**Description of the task:** Reproduce the following material exactly, including every line.
'''
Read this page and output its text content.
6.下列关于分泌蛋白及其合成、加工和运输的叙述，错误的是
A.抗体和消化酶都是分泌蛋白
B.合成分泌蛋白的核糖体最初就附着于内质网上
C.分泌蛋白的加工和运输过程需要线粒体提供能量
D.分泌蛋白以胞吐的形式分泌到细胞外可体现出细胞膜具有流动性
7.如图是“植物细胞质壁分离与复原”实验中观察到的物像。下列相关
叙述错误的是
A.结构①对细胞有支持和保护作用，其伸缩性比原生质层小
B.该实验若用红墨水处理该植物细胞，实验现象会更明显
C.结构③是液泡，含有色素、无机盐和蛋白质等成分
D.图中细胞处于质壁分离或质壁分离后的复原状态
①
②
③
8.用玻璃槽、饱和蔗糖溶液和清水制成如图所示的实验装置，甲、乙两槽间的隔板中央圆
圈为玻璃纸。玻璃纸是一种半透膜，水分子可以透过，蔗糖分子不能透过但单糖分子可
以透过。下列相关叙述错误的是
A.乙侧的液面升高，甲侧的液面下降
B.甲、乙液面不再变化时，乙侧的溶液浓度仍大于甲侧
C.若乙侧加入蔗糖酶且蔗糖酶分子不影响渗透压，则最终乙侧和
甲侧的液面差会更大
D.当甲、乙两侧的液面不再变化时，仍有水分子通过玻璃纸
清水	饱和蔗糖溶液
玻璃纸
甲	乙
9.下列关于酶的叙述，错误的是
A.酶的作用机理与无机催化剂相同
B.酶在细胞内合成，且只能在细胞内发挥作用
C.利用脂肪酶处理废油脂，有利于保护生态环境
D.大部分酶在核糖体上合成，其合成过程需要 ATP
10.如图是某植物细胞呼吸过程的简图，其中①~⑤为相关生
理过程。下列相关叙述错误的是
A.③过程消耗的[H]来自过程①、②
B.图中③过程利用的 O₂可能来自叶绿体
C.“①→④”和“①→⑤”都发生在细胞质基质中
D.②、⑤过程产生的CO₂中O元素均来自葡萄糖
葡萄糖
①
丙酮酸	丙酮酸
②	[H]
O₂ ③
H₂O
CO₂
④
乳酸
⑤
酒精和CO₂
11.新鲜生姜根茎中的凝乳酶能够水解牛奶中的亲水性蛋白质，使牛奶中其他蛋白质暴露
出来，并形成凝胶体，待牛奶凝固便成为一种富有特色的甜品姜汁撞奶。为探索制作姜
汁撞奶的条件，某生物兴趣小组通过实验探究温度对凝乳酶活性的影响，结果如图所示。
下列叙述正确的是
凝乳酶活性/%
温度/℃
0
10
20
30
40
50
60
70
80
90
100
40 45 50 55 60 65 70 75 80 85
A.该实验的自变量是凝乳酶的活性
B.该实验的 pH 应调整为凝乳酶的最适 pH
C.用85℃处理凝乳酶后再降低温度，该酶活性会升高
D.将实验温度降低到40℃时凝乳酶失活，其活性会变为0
'''
**Task output:**
Read this page and output its text content.
6.下列关于分泌蛋白及其合成、加工和运输的叙述，错误的是
A.抗体和消化酶都是分泌蛋白
B.合成分泌蛋白的核糖体最初就附着于内质网上
C.分泌蛋白的加工和运输过程需要线粒体提供能量
D.分泌蛋白以胞吐的形式分泌到细胞外可体现出细胞膜具有流动性
7.如图是“植物细胞质壁分离与复原”实验中观察到的物像。下列相关
叙述错误的是
A.结构①对细胞有支持和保护作用，其伸缩性比原生质层小
B.该实验若用红墨水处理该植物细胞，实验现象会更明显
C.结构③是液泡，含有色素、无机盐和蛋白质等成分
D.图中细胞处于质壁分离或质壁分离后的复原状态
①
②
③
8.用玻璃槽、饱和蔗糖溶液和清水制成如图所示的实验装置，甲、乙两槽间的隔板中央圆
圈为玻璃纸。玻璃纸是一种半透膜，水分子可以透过，蔗糖分子不能透过但单糖分子可
以透过。下列相关叙述错误的是
A.乙侧的液面升高，甲侧的液面下降
B.甲、乙液面不再变化时，乙侧的溶液浓度仍大于甲侧
C.若乙侧加入蔗糖酶且蔗糖酶分子不影响渗透压，则最终乙侧和
甲侧的液面差会更大
D.当甲、乙两侧的液面不再变化时，仍有水分子通过玻璃纸
清水	饱和蔗糖溶液
玻璃纸
甲	乙
9.下列关于酶的叙述，错误的是
A.酶的作用机理与无机催化剂相同
B.酶在细胞内合成，且只能在细胞内发挥作用
C.利用脂肪酶处理废油脂，有利于保护生态环境
D.大部分酶在核糖体上合成，其合成过程需要 ATP
10.如图是某植物细胞呼吸过程的简图，其中①~⑤为相关生
理过程。下列相关叙述错误的是
A.③过程消耗的[H]来自过程①、②
B.图中③过程利用的 O₂可能来自叶绿体
C.“①→④”和“①→⑤”都发生在细胞质基质中
D.②、⑤过程产生的CO₂中O元素均来自葡萄糖
葡萄糖
①
丙酮酸	丙酮酸
②	[H]
O₂ ③
H₂O
CO₂
④
乳酸
⑤
酒精和CO₂
11.新鲜生姜根茎中的凝乳酶能够水解牛奶中的亲水性蛋白质，使牛奶中其他蛋白质暴露
出来，并形成凝胶体，待牛奶凝固便成为一种富有特色的甜品姜汁撞奶。为探索制作姜
汁撞奶的条件，某生物兴趣小组通过实验探究温度对凝乳酶活性的影响，结果如图所示。
下列叙述正确的是
凝乳酶活性/%
温度/℃
0
10
20
30
40
50
60
70
80
90
100
40 45 50 55 60 65 70 75 80 85
A.该实验的自变量是凝乳酶的活性
B.该实验的 pH 应调整为凝乳酶的最适 pH
C.用85℃处理凝乳酶后再降低温度，该酶活性会升高
D.将实验温度降低到40℃时凝乳酶失活，其活性会变为0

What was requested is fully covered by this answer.